→ **Task objective**
In the data below, locate each line with the word "Market" and list it.

Dataset rows about figures:

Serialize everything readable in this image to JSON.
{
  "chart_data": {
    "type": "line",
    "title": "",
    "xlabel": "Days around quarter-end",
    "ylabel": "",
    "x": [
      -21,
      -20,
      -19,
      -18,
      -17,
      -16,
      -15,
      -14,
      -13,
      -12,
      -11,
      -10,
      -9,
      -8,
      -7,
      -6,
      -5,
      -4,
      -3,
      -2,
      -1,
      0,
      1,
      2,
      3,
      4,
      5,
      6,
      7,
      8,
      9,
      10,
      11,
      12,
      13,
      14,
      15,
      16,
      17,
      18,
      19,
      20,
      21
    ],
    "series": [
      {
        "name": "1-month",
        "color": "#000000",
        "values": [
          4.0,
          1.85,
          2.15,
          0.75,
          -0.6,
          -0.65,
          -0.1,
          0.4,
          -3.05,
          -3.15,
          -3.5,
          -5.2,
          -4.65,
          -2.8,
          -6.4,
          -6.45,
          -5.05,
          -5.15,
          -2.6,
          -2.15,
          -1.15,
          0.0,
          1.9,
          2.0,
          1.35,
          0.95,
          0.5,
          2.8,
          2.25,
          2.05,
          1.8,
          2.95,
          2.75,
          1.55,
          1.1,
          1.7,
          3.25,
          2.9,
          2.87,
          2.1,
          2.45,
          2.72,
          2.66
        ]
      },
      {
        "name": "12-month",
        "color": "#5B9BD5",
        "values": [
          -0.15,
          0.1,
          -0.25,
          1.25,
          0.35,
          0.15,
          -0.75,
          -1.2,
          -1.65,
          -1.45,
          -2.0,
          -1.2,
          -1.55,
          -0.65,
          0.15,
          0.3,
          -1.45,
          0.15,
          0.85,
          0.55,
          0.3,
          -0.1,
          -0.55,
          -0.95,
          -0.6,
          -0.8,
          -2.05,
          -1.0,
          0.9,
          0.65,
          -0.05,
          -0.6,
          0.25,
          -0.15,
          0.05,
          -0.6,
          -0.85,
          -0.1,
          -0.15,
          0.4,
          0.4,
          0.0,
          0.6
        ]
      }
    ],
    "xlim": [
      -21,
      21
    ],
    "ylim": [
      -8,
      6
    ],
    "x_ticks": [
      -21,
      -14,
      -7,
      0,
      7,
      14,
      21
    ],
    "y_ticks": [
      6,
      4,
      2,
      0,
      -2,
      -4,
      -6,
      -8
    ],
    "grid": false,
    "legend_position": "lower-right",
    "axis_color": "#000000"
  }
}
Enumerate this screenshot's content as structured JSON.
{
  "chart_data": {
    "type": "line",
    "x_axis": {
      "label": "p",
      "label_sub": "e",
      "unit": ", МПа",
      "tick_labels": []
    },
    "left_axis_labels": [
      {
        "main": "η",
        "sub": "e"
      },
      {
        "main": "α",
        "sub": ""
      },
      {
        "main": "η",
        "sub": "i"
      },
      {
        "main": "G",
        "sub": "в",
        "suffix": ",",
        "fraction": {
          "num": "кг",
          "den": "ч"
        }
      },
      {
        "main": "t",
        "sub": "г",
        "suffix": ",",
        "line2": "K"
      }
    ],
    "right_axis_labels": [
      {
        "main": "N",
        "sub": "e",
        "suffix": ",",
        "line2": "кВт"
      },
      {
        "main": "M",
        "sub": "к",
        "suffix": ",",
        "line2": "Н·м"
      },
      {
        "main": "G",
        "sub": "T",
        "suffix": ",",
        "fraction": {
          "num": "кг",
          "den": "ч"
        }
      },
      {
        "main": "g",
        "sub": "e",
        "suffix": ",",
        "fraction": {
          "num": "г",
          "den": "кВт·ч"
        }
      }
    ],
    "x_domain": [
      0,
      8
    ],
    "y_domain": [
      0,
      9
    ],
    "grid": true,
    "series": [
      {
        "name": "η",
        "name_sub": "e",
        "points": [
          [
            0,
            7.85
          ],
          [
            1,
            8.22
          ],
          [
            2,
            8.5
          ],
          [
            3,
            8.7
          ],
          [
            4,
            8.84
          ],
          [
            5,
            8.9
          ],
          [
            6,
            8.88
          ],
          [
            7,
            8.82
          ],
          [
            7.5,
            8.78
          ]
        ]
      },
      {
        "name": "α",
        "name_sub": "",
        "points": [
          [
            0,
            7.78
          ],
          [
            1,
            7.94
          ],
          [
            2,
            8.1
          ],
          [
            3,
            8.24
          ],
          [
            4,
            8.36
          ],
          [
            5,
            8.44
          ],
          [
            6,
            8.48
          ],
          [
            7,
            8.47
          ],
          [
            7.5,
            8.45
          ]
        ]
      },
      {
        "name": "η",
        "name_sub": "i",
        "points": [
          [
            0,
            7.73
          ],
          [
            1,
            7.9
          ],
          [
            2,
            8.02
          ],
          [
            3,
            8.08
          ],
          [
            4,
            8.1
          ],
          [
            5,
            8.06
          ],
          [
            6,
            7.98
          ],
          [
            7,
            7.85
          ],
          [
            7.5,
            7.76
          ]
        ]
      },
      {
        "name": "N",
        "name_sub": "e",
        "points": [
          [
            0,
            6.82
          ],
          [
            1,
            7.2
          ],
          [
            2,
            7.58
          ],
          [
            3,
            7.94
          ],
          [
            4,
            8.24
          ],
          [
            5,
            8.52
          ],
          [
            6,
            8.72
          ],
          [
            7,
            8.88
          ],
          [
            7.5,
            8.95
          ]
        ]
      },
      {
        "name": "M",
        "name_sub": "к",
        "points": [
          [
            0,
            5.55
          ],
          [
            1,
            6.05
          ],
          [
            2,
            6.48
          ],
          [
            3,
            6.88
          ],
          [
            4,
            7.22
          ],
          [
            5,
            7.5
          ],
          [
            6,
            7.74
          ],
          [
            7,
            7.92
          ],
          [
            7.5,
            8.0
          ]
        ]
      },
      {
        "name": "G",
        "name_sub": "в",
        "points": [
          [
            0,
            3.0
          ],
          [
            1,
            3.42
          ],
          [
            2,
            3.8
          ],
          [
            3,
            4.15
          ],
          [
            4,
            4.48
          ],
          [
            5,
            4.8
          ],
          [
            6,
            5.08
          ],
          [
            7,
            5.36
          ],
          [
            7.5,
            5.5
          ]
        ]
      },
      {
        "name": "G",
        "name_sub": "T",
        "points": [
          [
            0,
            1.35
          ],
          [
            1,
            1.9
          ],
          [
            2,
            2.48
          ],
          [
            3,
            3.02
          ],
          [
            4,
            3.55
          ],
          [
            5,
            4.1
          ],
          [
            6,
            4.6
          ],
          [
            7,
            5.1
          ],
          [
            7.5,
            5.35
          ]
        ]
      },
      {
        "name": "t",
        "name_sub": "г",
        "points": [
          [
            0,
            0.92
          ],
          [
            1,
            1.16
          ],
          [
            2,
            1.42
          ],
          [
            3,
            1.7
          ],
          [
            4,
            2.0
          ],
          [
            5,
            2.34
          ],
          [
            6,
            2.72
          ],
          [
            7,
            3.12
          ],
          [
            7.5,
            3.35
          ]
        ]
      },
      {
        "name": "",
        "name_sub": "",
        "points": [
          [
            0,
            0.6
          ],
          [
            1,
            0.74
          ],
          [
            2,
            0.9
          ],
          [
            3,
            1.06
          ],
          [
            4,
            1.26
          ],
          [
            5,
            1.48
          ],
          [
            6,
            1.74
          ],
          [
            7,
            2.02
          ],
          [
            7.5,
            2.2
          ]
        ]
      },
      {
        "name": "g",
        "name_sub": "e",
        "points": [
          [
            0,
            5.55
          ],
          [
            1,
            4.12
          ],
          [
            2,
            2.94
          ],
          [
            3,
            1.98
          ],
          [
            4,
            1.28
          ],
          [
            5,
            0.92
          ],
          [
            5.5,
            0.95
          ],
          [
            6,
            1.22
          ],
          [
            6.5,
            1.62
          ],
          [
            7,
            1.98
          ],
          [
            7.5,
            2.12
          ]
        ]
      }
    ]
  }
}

--

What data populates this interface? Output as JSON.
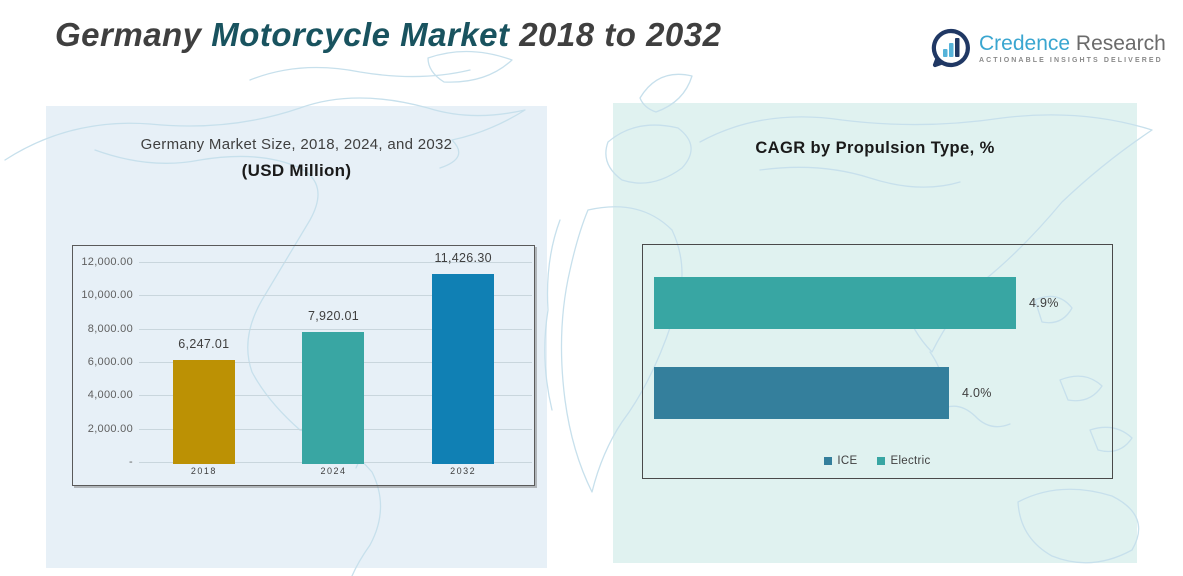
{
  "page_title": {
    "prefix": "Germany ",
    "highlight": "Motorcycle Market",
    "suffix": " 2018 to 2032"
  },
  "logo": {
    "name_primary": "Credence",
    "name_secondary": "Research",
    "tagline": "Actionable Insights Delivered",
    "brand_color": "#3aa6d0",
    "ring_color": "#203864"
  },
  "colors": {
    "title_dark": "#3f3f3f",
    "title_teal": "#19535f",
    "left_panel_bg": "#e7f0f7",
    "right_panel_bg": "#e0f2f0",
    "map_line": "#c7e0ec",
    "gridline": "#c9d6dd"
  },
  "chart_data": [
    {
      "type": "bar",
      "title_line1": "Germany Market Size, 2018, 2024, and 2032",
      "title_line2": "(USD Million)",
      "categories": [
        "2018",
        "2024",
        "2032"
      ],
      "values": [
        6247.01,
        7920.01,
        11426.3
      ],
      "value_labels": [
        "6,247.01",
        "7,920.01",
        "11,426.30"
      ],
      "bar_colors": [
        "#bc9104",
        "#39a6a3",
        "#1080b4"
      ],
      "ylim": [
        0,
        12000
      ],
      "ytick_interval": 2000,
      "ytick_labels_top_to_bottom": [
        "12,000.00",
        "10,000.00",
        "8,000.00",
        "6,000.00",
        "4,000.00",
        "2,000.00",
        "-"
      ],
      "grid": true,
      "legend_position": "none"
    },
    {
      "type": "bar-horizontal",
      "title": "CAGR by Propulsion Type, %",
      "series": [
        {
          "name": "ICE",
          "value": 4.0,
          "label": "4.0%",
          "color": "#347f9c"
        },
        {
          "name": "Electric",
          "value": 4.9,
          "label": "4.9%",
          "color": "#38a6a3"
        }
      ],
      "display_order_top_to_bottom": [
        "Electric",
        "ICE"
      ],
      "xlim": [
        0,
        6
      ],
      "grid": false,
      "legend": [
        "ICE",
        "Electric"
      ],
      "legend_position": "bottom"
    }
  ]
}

→ **Answer to this task**
    "highlight": "Motorcycle Market",
      "title_line1": "Germany Market Size, 2018, 2024, and 2032",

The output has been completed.